## Start

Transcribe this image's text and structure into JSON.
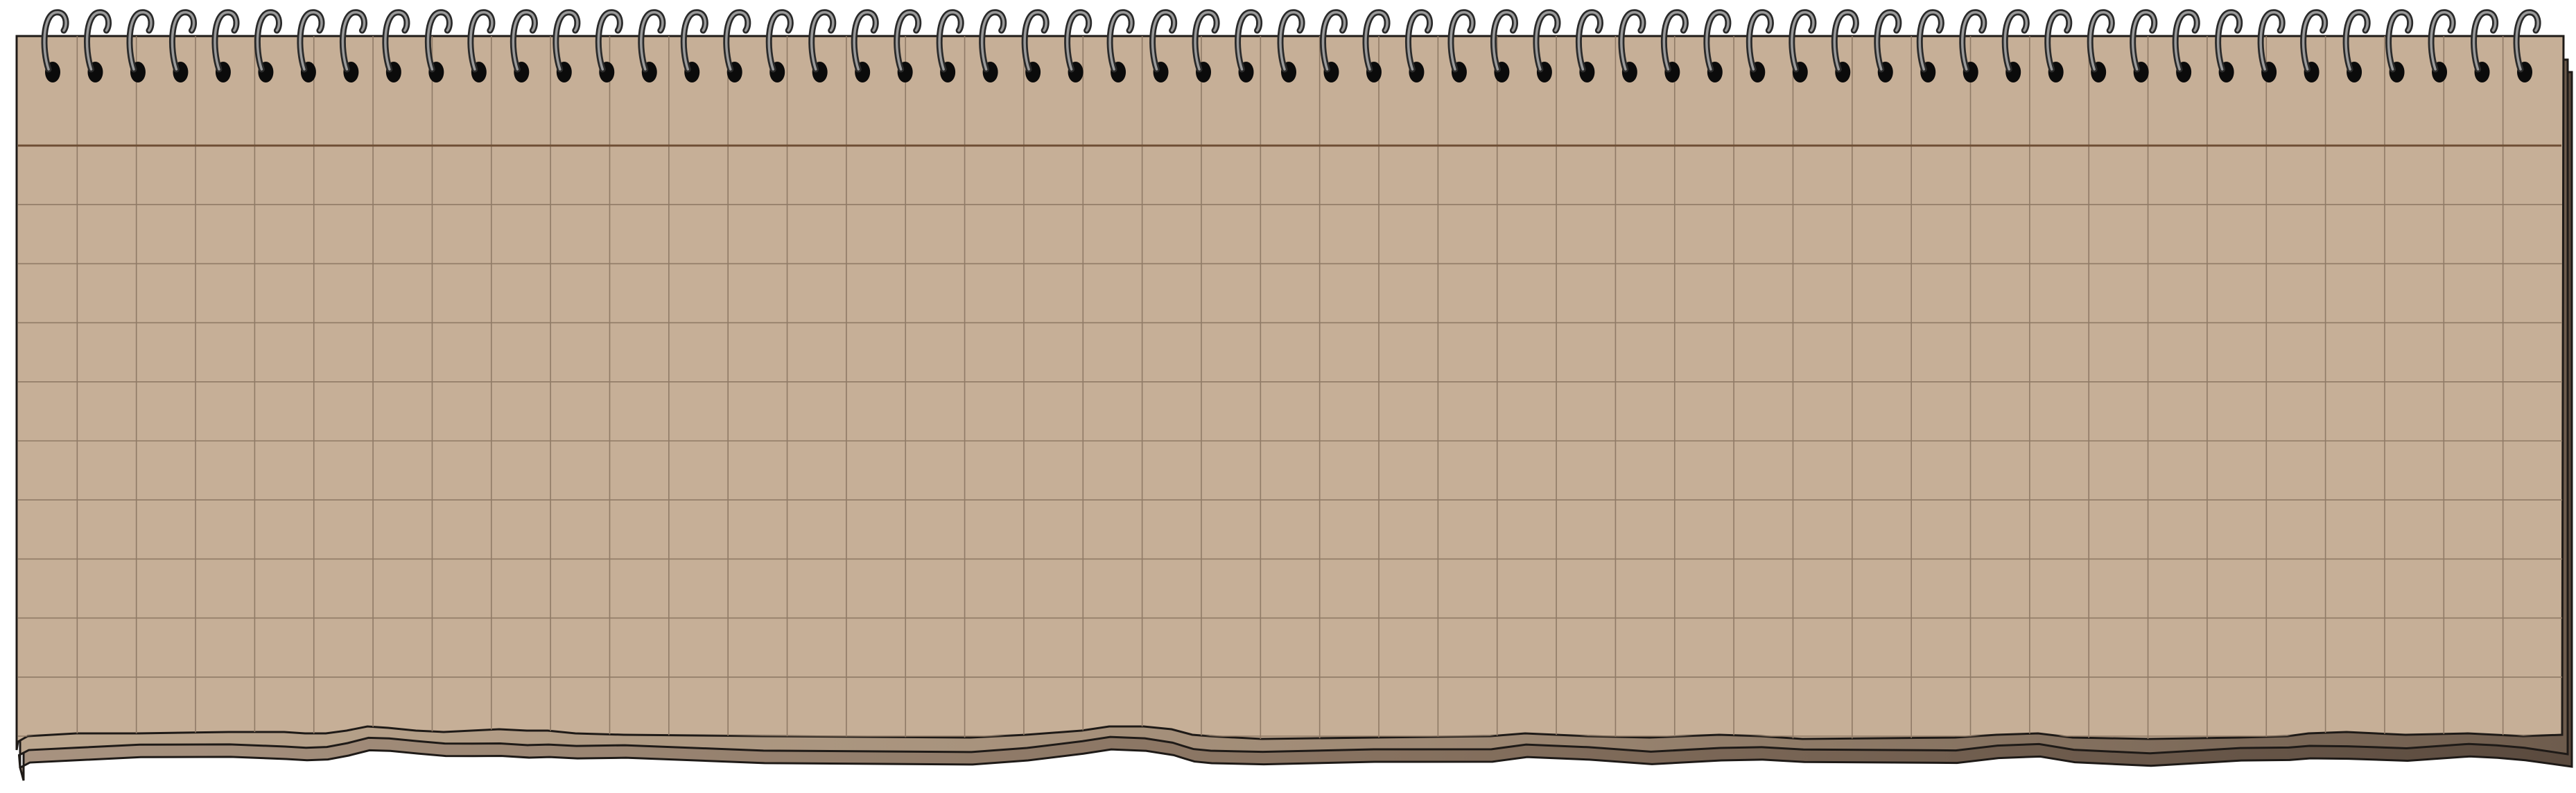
{
  "notepad": {
    "spiral_ring_count": 59,
    "grid_columns": 43,
    "grid_rows": 12,
    "colors": {
      "paper": "#c6af97",
      "grid_line": "#8f7a66",
      "header_rule": "#6e4e34",
      "outline": "#1e1a17",
      "page_stack_light": "#b09a83",
      "page_stack_dark": "#6e5c4d",
      "ring_hole": "#0b0b0b",
      "ring_wire": "#2a2a2a",
      "ring_highlight": "#9a9a9a"
    },
    "icons": {
      "ring": "spiral-ring-icon",
      "hole": "punch-hole-icon"
    }
  }
}
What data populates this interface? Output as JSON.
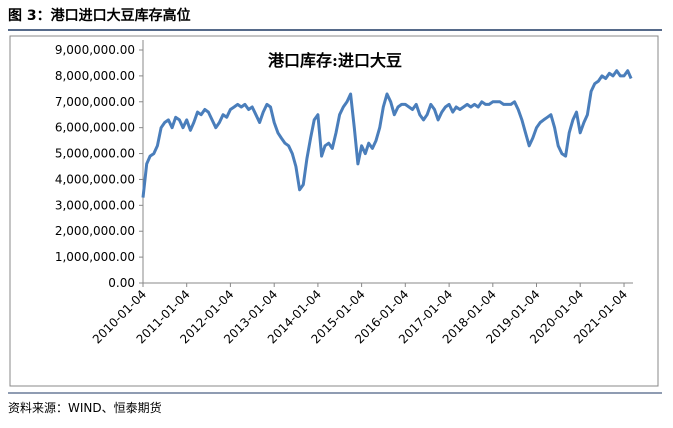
{
  "header": {
    "title": "图 3：港口进口大豆库存高位"
  },
  "chart_data": {
    "type": "line",
    "title": "港口库存:进口大豆",
    "x": [
      "2010-01-04",
      "2010-02-04",
      "2010-03-04",
      "2010-04-04",
      "2010-05-04",
      "2010-06-04",
      "2010-07-04",
      "2010-08-04",
      "2010-09-04",
      "2010-10-04",
      "2010-11-04",
      "2010-12-04",
      "2011-01-04",
      "2011-02-04",
      "2011-03-04",
      "2011-04-04",
      "2011-05-04",
      "2011-06-04",
      "2011-07-04",
      "2011-08-04",
      "2011-09-04",
      "2011-10-04",
      "2011-11-04",
      "2011-12-04",
      "2012-01-04",
      "2012-02-04",
      "2012-03-04",
      "2012-04-04",
      "2012-05-04",
      "2012-06-04",
      "2012-07-04",
      "2012-08-04",
      "2012-09-04",
      "2012-10-04",
      "2012-11-04",
      "2012-12-04",
      "2013-01-04",
      "2013-02-04",
      "2013-03-04",
      "2013-04-04",
      "2013-05-04",
      "2013-06-04",
      "2013-07-04",
      "2013-08-04",
      "2013-09-04",
      "2013-10-04",
      "2013-11-04",
      "2013-12-04",
      "2014-01-04",
      "2014-02-04",
      "2014-03-04",
      "2014-04-04",
      "2014-05-04",
      "2014-06-04",
      "2014-07-04",
      "2014-08-04",
      "2014-09-04",
      "2014-10-04",
      "2014-11-04",
      "2014-12-04",
      "2015-01-04",
      "2015-02-04",
      "2015-03-04",
      "2015-04-04",
      "2015-05-04",
      "2015-06-04",
      "2015-07-04",
      "2015-08-04",
      "2015-09-04",
      "2015-10-04",
      "2015-11-04",
      "2015-12-04",
      "2016-01-04",
      "2016-02-04",
      "2016-03-04",
      "2016-04-04",
      "2016-05-04",
      "2016-06-04",
      "2016-07-04",
      "2016-08-04",
      "2016-09-04",
      "2016-10-04",
      "2016-11-04",
      "2016-12-04",
      "2017-01-04",
      "2017-02-04",
      "2017-03-04",
      "2017-04-04",
      "2017-05-04",
      "2017-06-04",
      "2017-07-04",
      "2017-08-04",
      "2017-09-04",
      "2017-10-04",
      "2017-11-04",
      "2017-12-04",
      "2018-01-04",
      "2018-02-04",
      "2018-03-04",
      "2018-04-04",
      "2018-05-04",
      "2018-06-04",
      "2018-07-04",
      "2018-08-04",
      "2018-09-04",
      "2018-10-04",
      "2018-11-04",
      "2018-12-04",
      "2019-01-04",
      "2019-02-04",
      "2019-03-04",
      "2019-04-04",
      "2019-05-04",
      "2019-06-04",
      "2019-07-04",
      "2019-08-04",
      "2019-09-04",
      "2019-10-04",
      "2019-11-04",
      "2019-12-04",
      "2020-01-04",
      "2020-02-04",
      "2020-03-04",
      "2020-04-04",
      "2020-05-04",
      "2020-06-04",
      "2020-07-04",
      "2020-08-04",
      "2020-09-04",
      "2020-10-04",
      "2020-11-04",
      "2020-12-04",
      "2021-01-04",
      "2021-02-04",
      "2021-03-04"
    ],
    "series": [
      {
        "name": "港口库存:进口大豆",
        "color": "#4a7ebb",
        "values": [
          3300000,
          4600000,
          4900000,
          5000000,
          5300000,
          6000000,
          6200000,
          6300000,
          6000000,
          6400000,
          6300000,
          6000000,
          6300000,
          5900000,
          6200000,
          6600000,
          6500000,
          6700000,
          6600000,
          6300000,
          6000000,
          6200000,
          6500000,
          6400000,
          6700000,
          6800000,
          6900000,
          6800000,
          6900000,
          6700000,
          6800000,
          6500000,
          6200000,
          6600000,
          6900000,
          6800000,
          6200000,
          5800000,
          5600000,
          5400000,
          5300000,
          5000000,
          4500000,
          3600000,
          3800000,
          4800000,
          5600000,
          6300000,
          6500000,
          4900000,
          5300000,
          5400000,
          5200000,
          5800000,
          6500000,
          6800000,
          7000000,
          7300000,
          6000000,
          4600000,
          5300000,
          5000000,
          5400000,
          5200000,
          5500000,
          6000000,
          6800000,
          7300000,
          7000000,
          6500000,
          6800000,
          6900000,
          6900000,
          6800000,
          6700000,
          6900000,
          6500000,
          6300000,
          6500000,
          6900000,
          6700000,
          6300000,
          6600000,
          6800000,
          6900000,
          6600000,
          6800000,
          6700000,
          6800000,
          6900000,
          6800000,
          6900000,
          6800000,
          7000000,
          6900000,
          6900000,
          7000000,
          7000000,
          7000000,
          6900000,
          6900000,
          6900000,
          7000000,
          6700000,
          6300000,
          5800000,
          5300000,
          5600000,
          6000000,
          6200000,
          6300000,
          6400000,
          6500000,
          6000000,
          5300000,
          5000000,
          4900000,
          5800000,
          6300000,
          6600000,
          5800000,
          6200000,
          6500000,
          7400000,
          7700000,
          7800000,
          8000000,
          7900000,
          8100000,
          8000000,
          8200000,
          8000000,
          8000000,
          8200000,
          7900000
        ]
      }
    ],
    "xlim": [
      "2010-01-04",
      "2021-03-20"
    ],
    "xticks": [
      "2010-01-04",
      "2011-01-04",
      "2012-01-04",
      "2013-01-04",
      "2014-01-04",
      "2015-01-04",
      "2016-01-04",
      "2017-01-04",
      "2018-01-04",
      "2019-01-04",
      "2020-01-04",
      "2021-01-04"
    ],
    "ylim": [
      0,
      9000000
    ],
    "yticks": [
      {
        "value": 0,
        "label": "0.00"
      },
      {
        "value": 1000000,
        "label": "1,000,000.00"
      },
      {
        "value": 2000000,
        "label": "2,000,000.00"
      },
      {
        "value": 3000000,
        "label": "3,000,000.00"
      },
      {
        "value": 4000000,
        "label": "4,000,000.00"
      },
      {
        "value": 5000000,
        "label": "5,000,000.00"
      },
      {
        "value": 6000000,
        "label": "6,000,000.00"
      },
      {
        "value": 7000000,
        "label": "7,000,000.00"
      },
      {
        "value": 8000000,
        "label": "8,000,000.00"
      },
      {
        "value": 9000000,
        "label": "9,000,000.00"
      }
    ],
    "grid": false
  },
  "footer": {
    "source": "资料来源：WIND、恒泰期货"
  }
}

## End

◆ **Work to do**
Filter the listing above for the string "title" and copy every matching line.

◆ **Solved exercise**
    "title": "图 3：港口进口大豆库存高位"
    "title": "港口库存:进口大豆",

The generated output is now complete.